* [WHAT THIS TASK INVOLVES] Copy every line in which the string "DisplayDataGrid" occurs.

* [DATASET ROWS]
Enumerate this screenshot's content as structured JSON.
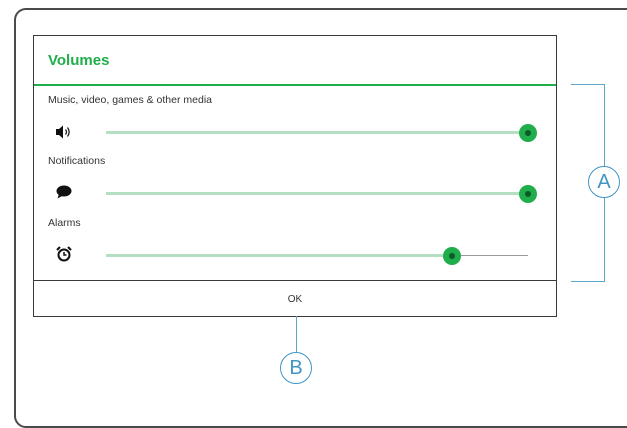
{
  "dialog": {
    "title": "Volumes",
    "ok_label": "OK"
  },
  "sliders": [
    {
      "label": "Music, video, games & other media",
      "icon": "speaker-icon",
      "level_percent": 100
    },
    {
      "label": "Notifications",
      "icon": "speech-bubble-icon",
      "level_percent": 100
    },
    {
      "label": "Alarms",
      "icon": "alarm-clock-icon",
      "level_percent": 82
    }
  ],
  "callouts": {
    "a": "A",
    "b": "B"
  },
  "colors": {
    "accent": "#1fae4b",
    "track_fill": "#b5dfc2",
    "callout": "#3f95c4"
  }
}
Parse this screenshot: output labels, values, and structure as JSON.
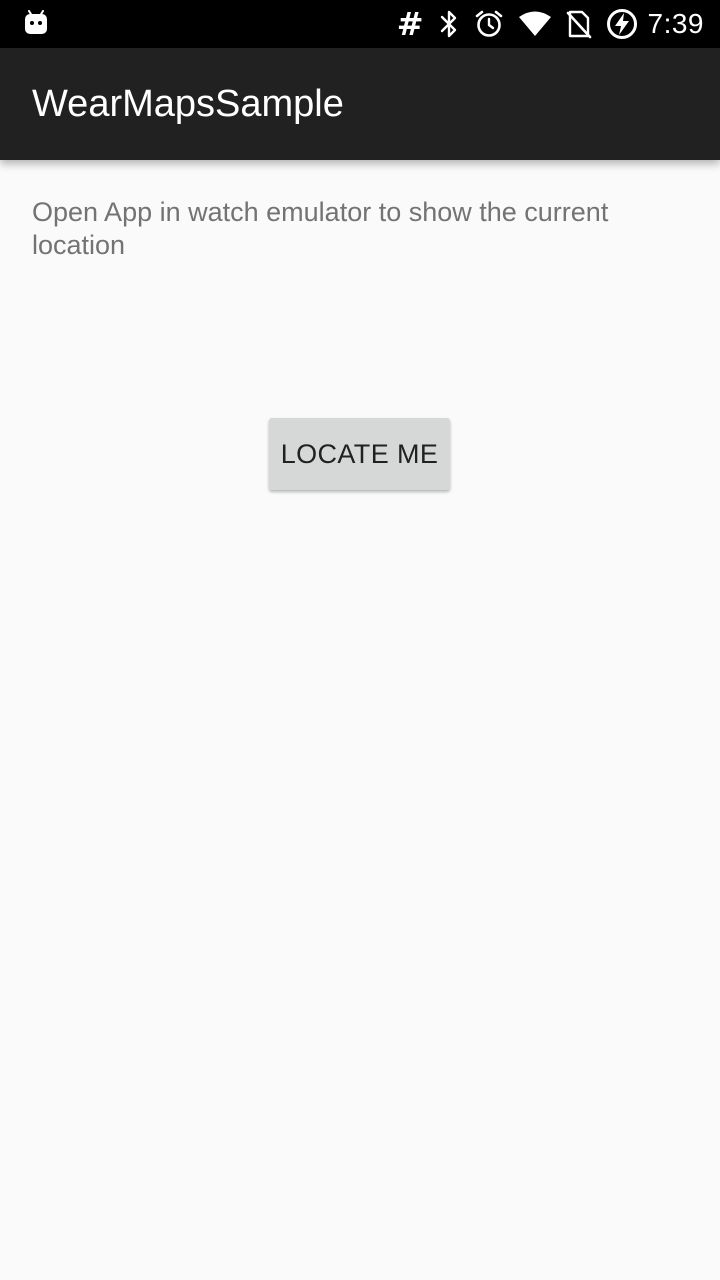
{
  "status_bar": {
    "time": "7:39",
    "icons": [
      "android-notification-icon",
      "hash-icon",
      "bluetooth-icon",
      "alarm-icon",
      "wifi-icon",
      "no-sim-icon",
      "battery-charging-icon"
    ],
    "hash_glyph": "#"
  },
  "app_bar": {
    "title": "WearMapsSample"
  },
  "main": {
    "hint": "Open App in watch emulator to show the current location",
    "locate_button_label": "LOCATE ME"
  },
  "colors": {
    "status_bar": "#000000",
    "app_bar": "#212121",
    "background": "#fafafa",
    "hint_text": "#737373",
    "button_bg": "#d6d7d7",
    "button_text": "#212121"
  }
}
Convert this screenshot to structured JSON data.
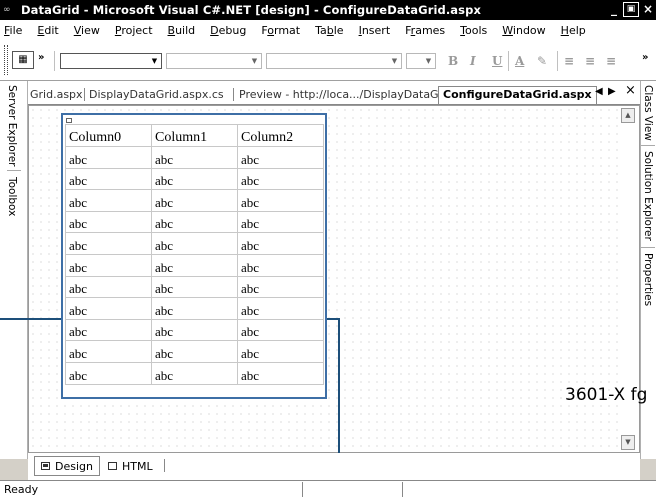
{
  "window": {
    "title": "DataGrid - Microsoft Visual C#.NET [design] - ConfigureDataGrid.aspx",
    "app_icon": "vs-app-icon",
    "controls": [
      "_",
      "Ő",
      "×"
    ]
  },
  "menu": [
    {
      "label": "File",
      "accel": "F",
      "rest": "ile"
    },
    {
      "label": "Edit",
      "accel": "E",
      "rest": "dit"
    },
    {
      "label": "View",
      "accel": "V",
      "rest": "iew"
    },
    {
      "label": "Project",
      "accel": "P",
      "rest": "roject"
    },
    {
      "label": "Build",
      "accel": "B",
      "rest": "uild"
    },
    {
      "label": "Debug",
      "accel": "D",
      "rest": "ebug"
    },
    {
      "label": "Format",
      "pre": "F",
      "accel": "o",
      "rest": "rmat"
    },
    {
      "label": "Table",
      "pre": "Ta",
      "accel": "b",
      "rest": "le"
    },
    {
      "label": "Insert",
      "accel": "I",
      "rest": "nsert"
    },
    {
      "label": "Frames",
      "pre": "F",
      "accel": "r",
      "rest": "ames"
    },
    {
      "label": "Tools",
      "accel": "T",
      "rest": "ools"
    },
    {
      "label": "Window",
      "accel": "W",
      "rest": "indow"
    },
    {
      "label": "Help",
      "accel": "H",
      "rest": "elp"
    }
  ],
  "toolbar": {
    "chevron_left": "»",
    "chevron_right": "»",
    "bold": "B",
    "italic": "I",
    "underline": "U",
    "font_color": "A"
  },
  "left_panel": {
    "tabs": [
      "Server Explorer",
      "Toolbox"
    ]
  },
  "right_panel": {
    "tabs": [
      "Class View",
      "Solution Explorer",
      "Properties"
    ]
  },
  "doc_tabs": {
    "items": [
      "Grid.aspx",
      "DisplayDataGrid.aspx.cs",
      "Preview - http://loca.../DisplayDataGrid.aspx",
      "ConfigureDataGrid.aspx"
    ],
    "active_index": 3,
    "nav_prev": "◀",
    "nav_next": "▶",
    "close": "×"
  },
  "datagrid": {
    "headers": [
      "Column0",
      "Column1",
      "Column2"
    ],
    "rows": [
      [
        "abc",
        "abc",
        "abc"
      ],
      [
        "abc",
        "abc",
        "abc"
      ],
      [
        "abc",
        "abc",
        "abc"
      ],
      [
        "abc",
        "abc",
        "abc"
      ],
      [
        "abc",
        "abc",
        "abc"
      ],
      [
        "abc",
        "abc",
        "abc"
      ],
      [
        "abc",
        "abc",
        "abc"
      ],
      [
        "abc",
        "abc",
        "abc"
      ],
      [
        "abc",
        "abc",
        "abc"
      ],
      [
        "abc",
        "abc",
        "abc"
      ],
      [
        "abc",
        "abc",
        "abc"
      ]
    ]
  },
  "figure_id": "3601-X fg",
  "view_tabs": {
    "design": "Design",
    "html": "HTML"
  },
  "status": {
    "text": "Ready"
  },
  "colors": {
    "selection_border": "#3e6fa6",
    "callout_line": "#1d4f7a"
  }
}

* [THE RESPONSE]
      "DisplayDataGrid.aspx.cs",
      "Preview - http://loca.../DisplayDataGrid.aspx",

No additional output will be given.